**THE INPUT**

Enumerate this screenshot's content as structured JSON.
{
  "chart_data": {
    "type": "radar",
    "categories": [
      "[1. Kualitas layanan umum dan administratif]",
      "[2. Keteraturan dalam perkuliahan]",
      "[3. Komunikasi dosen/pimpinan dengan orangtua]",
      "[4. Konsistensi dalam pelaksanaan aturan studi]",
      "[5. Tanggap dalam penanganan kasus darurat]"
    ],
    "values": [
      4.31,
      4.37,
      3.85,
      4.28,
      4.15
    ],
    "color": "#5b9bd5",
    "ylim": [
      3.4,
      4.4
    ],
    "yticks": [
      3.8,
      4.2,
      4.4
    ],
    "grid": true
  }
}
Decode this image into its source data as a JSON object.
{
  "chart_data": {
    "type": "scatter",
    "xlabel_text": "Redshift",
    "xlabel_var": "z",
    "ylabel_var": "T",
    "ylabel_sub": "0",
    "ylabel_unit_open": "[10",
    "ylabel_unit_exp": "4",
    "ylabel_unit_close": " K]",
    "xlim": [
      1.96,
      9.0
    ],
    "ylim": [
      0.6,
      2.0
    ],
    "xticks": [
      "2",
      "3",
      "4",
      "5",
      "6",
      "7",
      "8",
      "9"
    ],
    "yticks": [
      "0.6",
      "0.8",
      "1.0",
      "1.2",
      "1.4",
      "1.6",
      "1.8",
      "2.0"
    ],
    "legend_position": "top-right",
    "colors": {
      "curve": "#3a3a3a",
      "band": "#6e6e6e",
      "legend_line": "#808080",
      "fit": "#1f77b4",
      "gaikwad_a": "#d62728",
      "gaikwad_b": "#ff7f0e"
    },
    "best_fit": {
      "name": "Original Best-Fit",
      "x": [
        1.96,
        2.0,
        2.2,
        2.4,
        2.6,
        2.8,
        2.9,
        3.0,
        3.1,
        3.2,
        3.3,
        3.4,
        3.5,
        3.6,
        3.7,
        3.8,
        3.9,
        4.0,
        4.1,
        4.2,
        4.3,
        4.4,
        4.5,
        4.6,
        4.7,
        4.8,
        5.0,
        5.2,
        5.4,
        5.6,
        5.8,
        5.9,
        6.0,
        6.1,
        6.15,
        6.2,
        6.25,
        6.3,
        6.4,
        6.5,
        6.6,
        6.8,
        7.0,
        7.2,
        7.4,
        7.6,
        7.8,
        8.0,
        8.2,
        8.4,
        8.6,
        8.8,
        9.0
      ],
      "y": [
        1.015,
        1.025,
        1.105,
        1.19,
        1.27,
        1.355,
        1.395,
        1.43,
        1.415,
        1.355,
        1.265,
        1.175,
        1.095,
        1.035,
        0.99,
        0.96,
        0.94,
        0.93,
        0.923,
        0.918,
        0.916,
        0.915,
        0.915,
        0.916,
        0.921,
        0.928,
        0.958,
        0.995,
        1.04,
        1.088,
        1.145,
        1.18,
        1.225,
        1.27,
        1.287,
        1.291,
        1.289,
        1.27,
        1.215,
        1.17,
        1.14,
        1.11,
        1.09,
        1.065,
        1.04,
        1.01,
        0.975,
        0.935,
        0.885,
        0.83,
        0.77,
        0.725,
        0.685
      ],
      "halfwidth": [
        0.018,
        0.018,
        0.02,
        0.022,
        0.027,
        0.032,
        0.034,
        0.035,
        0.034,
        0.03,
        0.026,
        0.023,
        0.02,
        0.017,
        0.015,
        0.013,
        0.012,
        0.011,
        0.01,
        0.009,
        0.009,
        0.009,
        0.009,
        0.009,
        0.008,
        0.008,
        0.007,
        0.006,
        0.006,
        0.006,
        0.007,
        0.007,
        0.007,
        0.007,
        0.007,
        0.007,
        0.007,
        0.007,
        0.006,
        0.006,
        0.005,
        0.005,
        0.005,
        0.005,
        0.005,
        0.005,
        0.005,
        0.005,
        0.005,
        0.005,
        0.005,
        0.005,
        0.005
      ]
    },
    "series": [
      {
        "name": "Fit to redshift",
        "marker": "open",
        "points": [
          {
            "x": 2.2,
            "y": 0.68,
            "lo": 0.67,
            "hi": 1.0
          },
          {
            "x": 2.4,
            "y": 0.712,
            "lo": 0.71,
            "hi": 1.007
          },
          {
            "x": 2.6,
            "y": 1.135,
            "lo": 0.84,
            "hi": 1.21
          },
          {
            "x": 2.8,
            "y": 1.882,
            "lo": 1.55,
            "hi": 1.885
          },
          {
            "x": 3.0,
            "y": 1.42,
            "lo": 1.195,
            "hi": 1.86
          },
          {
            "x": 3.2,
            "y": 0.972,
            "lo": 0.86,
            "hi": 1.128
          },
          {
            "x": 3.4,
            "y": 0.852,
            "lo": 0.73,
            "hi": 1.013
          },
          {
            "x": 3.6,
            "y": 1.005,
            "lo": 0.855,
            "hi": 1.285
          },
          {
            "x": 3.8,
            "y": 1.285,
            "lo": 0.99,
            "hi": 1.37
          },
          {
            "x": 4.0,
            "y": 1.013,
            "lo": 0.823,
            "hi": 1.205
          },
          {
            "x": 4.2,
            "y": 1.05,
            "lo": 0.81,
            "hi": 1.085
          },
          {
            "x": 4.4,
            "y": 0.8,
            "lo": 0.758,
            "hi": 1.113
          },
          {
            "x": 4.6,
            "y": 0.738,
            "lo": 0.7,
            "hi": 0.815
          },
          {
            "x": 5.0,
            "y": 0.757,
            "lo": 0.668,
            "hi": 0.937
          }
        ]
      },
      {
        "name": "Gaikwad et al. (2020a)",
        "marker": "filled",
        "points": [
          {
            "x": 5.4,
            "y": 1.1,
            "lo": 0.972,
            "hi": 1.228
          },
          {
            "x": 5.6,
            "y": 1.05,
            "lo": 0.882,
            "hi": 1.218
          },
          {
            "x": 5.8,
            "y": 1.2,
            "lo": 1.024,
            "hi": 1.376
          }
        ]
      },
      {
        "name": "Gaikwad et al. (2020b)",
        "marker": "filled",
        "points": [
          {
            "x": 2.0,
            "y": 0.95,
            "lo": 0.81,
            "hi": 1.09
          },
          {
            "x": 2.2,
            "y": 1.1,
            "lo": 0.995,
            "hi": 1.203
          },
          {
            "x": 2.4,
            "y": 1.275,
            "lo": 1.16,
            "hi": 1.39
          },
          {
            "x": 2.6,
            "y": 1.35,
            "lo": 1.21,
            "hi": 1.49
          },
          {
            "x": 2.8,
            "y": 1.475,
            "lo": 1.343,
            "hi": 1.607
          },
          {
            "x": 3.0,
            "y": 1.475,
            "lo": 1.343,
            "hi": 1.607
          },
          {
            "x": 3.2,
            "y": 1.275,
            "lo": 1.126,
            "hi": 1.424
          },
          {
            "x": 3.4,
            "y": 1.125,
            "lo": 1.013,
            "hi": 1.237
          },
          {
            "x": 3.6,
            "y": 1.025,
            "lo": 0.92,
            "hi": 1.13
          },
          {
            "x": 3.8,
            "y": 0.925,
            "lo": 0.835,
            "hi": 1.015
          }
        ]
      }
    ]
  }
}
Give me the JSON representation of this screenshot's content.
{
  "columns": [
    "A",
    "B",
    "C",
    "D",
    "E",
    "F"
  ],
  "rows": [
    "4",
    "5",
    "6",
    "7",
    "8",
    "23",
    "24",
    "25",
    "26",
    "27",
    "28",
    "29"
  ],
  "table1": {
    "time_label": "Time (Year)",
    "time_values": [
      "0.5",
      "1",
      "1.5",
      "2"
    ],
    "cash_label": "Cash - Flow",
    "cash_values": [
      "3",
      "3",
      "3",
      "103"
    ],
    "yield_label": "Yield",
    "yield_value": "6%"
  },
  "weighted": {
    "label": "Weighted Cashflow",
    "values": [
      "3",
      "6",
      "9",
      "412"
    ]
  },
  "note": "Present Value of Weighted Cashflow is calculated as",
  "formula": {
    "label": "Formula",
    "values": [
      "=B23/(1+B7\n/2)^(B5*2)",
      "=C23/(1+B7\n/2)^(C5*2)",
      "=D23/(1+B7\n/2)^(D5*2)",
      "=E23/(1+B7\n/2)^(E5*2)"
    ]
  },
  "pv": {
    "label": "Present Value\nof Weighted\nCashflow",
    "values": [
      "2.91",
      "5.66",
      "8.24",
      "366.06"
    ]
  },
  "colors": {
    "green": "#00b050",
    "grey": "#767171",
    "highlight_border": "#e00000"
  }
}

**EXERCISE**
Give back exactly the lines from the line holding "Give me the" through the last line of the listing, including both.

**CORRECT ANSWER**
Give me the JSON representation of this screenshot's content.
{
  "columns": [
    "A",
    "B",
    "C",
    "D",
    "E",
    "F"
  ],
  "rows": [
    "4",
    "5",
    "6",
    "7",
    "8",
    "23",
    "24",
    "25",
    "26",
    "27",
    "28",
    "29"
  ],
  "table1": {
    "time_label": "Time (Year)",
    "time_values": [
      "0.5",
      "1",
      "1.5",
      "2"
    ],
    "cash_label": "Cash - Flow",
    "cash_values": [
      "3",
      "3",
      "3",
      "103"
    ],
    "yield_label": "Yield",
    "yield_value": "6%"
  },
  "weighted": {
    "label": "Weighted Cashflow",
    "values": [
      "3",
      "6",
      "9",
      "412"
    ]
  },
  "note": "Present Value of Weighted Cashflow is calculated as",
  "formula": {
    "label": "Formula",
    "values": [
      "=B23/(1+B7\n/2)^(B5*2)",
      "=C23/(1+B7\n/2)^(C5*2)",
      "=D23/(1+B7\n/2)^(D5*2)",
      "=E23/(1+B7\n/2)^(E5*2)"
    ]
  },
  "pv": {
    "label": "Present Value\nof Weighted\nCashflow",
    "values": [
      "2.91",
      "5.66",
      "8.24",
      "366.06"
    ]
  },
  "colors": {
    "green": "#00b050",
    "grey": "#767171",
    "highlight_border": "#e00000"
  }
}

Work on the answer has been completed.